EXERCISE REQUIREMENTS: Pictures should be excluded; otherwise, copy every entry exactly.

DATA FOR THE TASK:

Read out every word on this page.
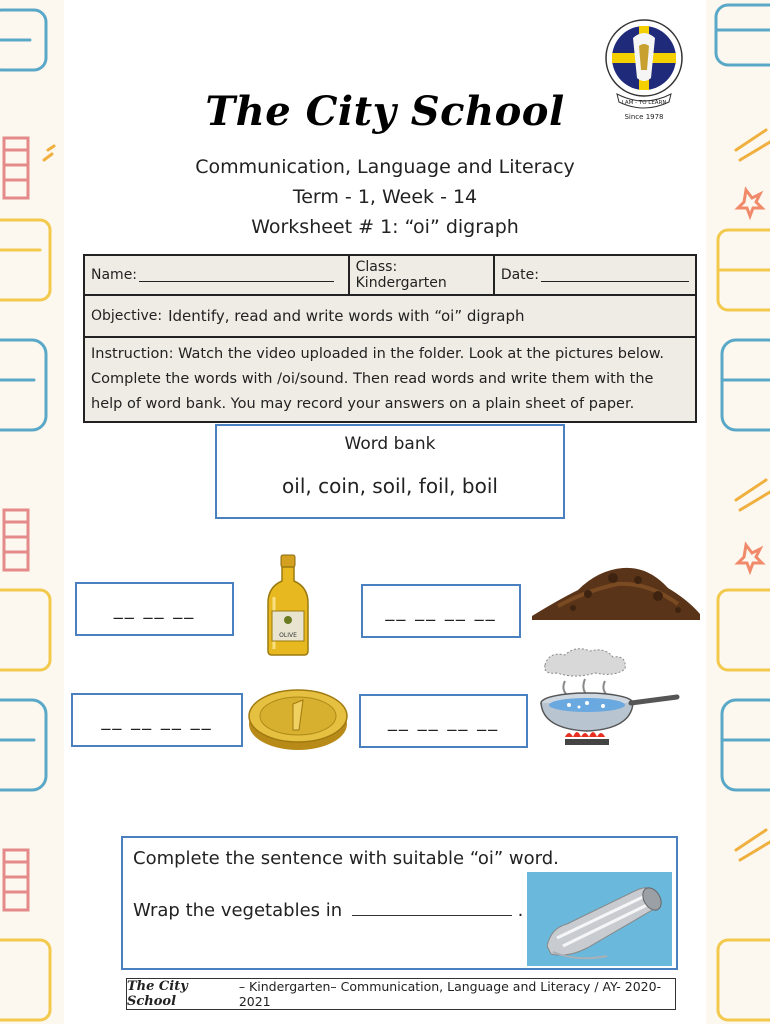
I AM - TO LEARN
Since 1978
The City School
Communication, Language and Literacy
Term - 1, Week - 14
Worksheet # 1: “oi” digraph
Name:	Class: Kindergarten	Date:
Objective: Identify, read and write words with “oi” digraph
Instruction: Watch the video uploaded in the folder. Look at the pictures below. Complete the words with /oi/sound. Then read words and write them with the help of word bank. You may record your answers on a plain sheet of paper.
Word bank
oil, coin, soil, foil, boil
__ __ __	__ __ __ __
__ __ __ __	__ __ __ __
OLIVE
Complete the sentence with suitable “oi” word.
Wrap the vegetables in	.
The City School
– Kindergarten– Communication, Language and Literacy / AY- 2020-2021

FINISHED ANSWER:
Read out every word on this page.
I AM - TO LEARN
Since 1978
The City School
Communication, Language and Literacy
Term - 1, Week - 14
Worksheet # 1: “oi” digraph
Name:	Class: Kindergarten	Date:
Objective: Identify, read and write words with “oi” digraph
Instruction: Watch the video uploaded in the folder. Look at the pictures below. Complete the words with /oi/sound. Then read words and write them with the help of word bank. You may record your answers on a plain sheet of paper.
Word bank
oil, coin, soil, foil, boil
__ __ __	__ __ __ __
__ __ __ __	__ __ __ __
OLIVE
Complete the sentence with suitable “oi” word.
Wrap the vegetables in	.
The City School
– Kindergarten– Communication, Language and Literacy / AY- 2020-2021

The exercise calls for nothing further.